:: DOCUMENT ::
By Tina Irgang
Jess Gartner, Robbie Earle and Lida Zlatic have something in common: When they first moved to Baltimore, they never thought they’d be starting a business here. Actually, make that three businesses — Allovue, ClassTracks and Common Curriculum — all built around making teachers’ lives easier and students’ learning outcomes better.
To find out how three young Baltimore newcomers ended up diving headfirst into the city’s growing ed tech sector, we have to go back in time to 2009.
“I was finishing up college at the University of Texas, and I didn’t know what I wanted to do,” recalls Earle. “A Teach For America recruiter walked into one of my classes and said, ‘This is what we do.’”
The idea of making an impact in city schools appealed to Earle, and he was itching to get out of Texas, where he had spent his entire life up to that point. He requested an East Coast placement and ended up in Baltimore.
Around the same time, in New Jersey, Gartner was also applying to Teach For America. The two ended up in the same group of volunteers, and each spent three years teaching at Baltimore City Public Schools. Zlatic arrived in the city two years later from Washington, DC, also as a Teach For America volunteer.
A smarter way to spend education dollars
Gartner taught first at Moravia Park Elementary School in the northeast of the city, and then at New Era Academy in the South Baltimore neighborhood of Cherry Hill.
“I was continually confused about how resource-allocation decisions were being made, particularly at the school level — which textbooks to buy, whether to buy textbooks at all. At my first school, I didn’t have any,” she says. “There seemed to be a really big difference from one school to another in terms of educational resources and opportunities that were provided for students.”
Gartner became interested in how decisions about resources were being made, and what kind of data they were based on.
“The more I learned, the more horrified I grew at the fact that any data that was available was incredibly difficult to access, and even harder to understand,” she says. “It was mostly lines and lines of account codes, and there was absolutely no attempt to tie that spending or those budget decisions to what was happening in schools in terms of student achievement or other outcomes of success.”
Soon, Gartner decided that this was a problem she wanted to help solve. “I like to say that it was a unique blend of naïveté and eagerness, and perhaps a dash of narcissism and a healthy dose of complete ignorance as to what I was getting myself into,” she says.
The idea was to build a company that would help educators tie their school spending to actual education goals, such as improving outcomes for special-education students. Gartner took her lead from companies like Betterment, whose mission is to encourage goal-oriented investing for consumers. “Consumers say, ‘I want to save for retirement, a college education or a great vacation this year.’ They plan and they spend their money accordingly,” she says. “Why aren’t we thinking about goals and priorities for kids?”
To get her company, Allovue, off the ground, Gartner participated in Accelerate Baltimore, a startup accelerator program run by Emerging Technology Centers (ETC) and funded by The Abell Foundation. The program provided her with $25,000 in startup funding, which she used to work with a user experience designer to build out a prototype of the company’s platform. The designer, Ted O’Meara, got so attached to the project that he still serves as Allovue’s CTO.

:: DATA SUPPLIED ::
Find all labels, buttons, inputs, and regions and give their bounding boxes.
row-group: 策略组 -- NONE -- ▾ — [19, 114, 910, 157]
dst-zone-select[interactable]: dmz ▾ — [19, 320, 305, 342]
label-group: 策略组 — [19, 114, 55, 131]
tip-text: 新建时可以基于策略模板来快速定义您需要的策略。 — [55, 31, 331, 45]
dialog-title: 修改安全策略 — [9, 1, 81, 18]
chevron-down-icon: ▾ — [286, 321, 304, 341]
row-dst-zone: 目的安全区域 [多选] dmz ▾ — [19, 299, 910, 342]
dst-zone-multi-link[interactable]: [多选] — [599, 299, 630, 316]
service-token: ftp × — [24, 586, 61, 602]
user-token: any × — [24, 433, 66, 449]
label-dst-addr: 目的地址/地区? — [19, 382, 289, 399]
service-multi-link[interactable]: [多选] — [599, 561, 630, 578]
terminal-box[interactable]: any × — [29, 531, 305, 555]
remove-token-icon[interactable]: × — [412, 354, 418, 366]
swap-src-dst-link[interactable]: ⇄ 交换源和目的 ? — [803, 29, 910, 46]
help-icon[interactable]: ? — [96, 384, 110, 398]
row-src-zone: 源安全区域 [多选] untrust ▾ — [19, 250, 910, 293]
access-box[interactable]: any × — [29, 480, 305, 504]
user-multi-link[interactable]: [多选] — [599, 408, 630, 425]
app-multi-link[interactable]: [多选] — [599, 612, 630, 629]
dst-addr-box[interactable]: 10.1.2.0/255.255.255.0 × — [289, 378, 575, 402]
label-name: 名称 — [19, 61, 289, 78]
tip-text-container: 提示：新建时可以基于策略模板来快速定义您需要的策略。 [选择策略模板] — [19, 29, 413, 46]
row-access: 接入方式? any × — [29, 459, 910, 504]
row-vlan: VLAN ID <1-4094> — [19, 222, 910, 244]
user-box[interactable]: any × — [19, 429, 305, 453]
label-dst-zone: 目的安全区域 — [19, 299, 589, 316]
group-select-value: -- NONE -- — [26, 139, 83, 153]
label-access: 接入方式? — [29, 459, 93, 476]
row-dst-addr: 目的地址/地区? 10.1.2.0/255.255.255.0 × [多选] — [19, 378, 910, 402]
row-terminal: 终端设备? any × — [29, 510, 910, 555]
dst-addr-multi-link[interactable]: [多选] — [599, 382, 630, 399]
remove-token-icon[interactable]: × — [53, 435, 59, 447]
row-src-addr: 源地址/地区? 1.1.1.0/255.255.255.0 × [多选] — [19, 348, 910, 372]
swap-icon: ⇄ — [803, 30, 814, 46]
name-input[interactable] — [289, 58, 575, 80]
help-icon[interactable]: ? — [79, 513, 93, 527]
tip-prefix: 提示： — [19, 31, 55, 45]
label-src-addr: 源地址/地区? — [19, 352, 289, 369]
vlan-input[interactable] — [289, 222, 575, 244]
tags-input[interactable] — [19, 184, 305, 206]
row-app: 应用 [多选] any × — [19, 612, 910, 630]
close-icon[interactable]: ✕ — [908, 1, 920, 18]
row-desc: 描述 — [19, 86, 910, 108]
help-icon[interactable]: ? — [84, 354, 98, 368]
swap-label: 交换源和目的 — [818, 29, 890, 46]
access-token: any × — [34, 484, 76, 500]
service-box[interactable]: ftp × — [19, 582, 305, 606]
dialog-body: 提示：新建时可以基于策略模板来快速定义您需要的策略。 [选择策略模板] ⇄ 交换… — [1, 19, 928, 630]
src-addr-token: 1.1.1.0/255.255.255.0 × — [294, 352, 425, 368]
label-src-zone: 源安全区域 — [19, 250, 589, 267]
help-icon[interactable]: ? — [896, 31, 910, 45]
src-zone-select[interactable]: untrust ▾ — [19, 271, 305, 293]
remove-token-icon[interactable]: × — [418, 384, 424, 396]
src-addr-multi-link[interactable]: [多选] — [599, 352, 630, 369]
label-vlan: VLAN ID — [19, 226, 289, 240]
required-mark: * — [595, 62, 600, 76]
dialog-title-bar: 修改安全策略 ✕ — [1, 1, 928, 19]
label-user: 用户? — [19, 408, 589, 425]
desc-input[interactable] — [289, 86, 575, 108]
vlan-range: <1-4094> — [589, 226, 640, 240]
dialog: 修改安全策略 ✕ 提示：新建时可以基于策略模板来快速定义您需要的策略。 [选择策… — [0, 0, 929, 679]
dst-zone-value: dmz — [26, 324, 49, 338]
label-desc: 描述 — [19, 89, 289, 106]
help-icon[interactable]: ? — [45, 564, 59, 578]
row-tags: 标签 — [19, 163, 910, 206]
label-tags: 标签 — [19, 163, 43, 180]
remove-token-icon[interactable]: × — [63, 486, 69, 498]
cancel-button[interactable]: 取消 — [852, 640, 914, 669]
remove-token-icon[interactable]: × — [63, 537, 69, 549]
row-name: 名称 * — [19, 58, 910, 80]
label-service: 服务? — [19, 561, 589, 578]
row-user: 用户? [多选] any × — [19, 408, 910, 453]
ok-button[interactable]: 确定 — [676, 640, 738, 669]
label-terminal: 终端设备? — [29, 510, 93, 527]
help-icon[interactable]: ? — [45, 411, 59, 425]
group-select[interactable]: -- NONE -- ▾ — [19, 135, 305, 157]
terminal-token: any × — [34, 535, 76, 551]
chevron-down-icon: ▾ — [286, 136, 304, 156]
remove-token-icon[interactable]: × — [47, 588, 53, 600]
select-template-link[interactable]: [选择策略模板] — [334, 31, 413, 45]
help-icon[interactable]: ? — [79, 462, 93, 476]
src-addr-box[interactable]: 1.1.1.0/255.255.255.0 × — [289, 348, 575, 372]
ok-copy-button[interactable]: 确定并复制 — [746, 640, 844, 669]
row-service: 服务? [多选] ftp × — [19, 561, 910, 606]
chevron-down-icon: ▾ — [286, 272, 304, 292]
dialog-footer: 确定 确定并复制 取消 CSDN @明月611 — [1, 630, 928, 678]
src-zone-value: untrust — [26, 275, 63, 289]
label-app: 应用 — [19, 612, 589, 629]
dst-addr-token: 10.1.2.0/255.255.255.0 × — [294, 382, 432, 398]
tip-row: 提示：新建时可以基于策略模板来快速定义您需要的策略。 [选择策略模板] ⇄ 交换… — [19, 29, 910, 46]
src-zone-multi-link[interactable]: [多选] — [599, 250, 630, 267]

:: REQUIREMENTS ::
Output the passage of the Baltimore ed tech article starting at "To get her company, Allovue, off" and ending at "as Allovue’s CTO.", copied word for word.

:: TASK SOLUTION ::
To get her company, Allovue, off the ground, Gartner participated in Accelerate Baltimore, a startup accelerator program run by Emerging Technology Centers (ETC) and funded by The Abell Foundation. The program provided her with $25,000 in startup funding, which she used to work with a user experience designer to build out a prototype of the company’s platform. The designer, Ted O’Meara, got so attached to the project that he still serves as Allovue’s CTO.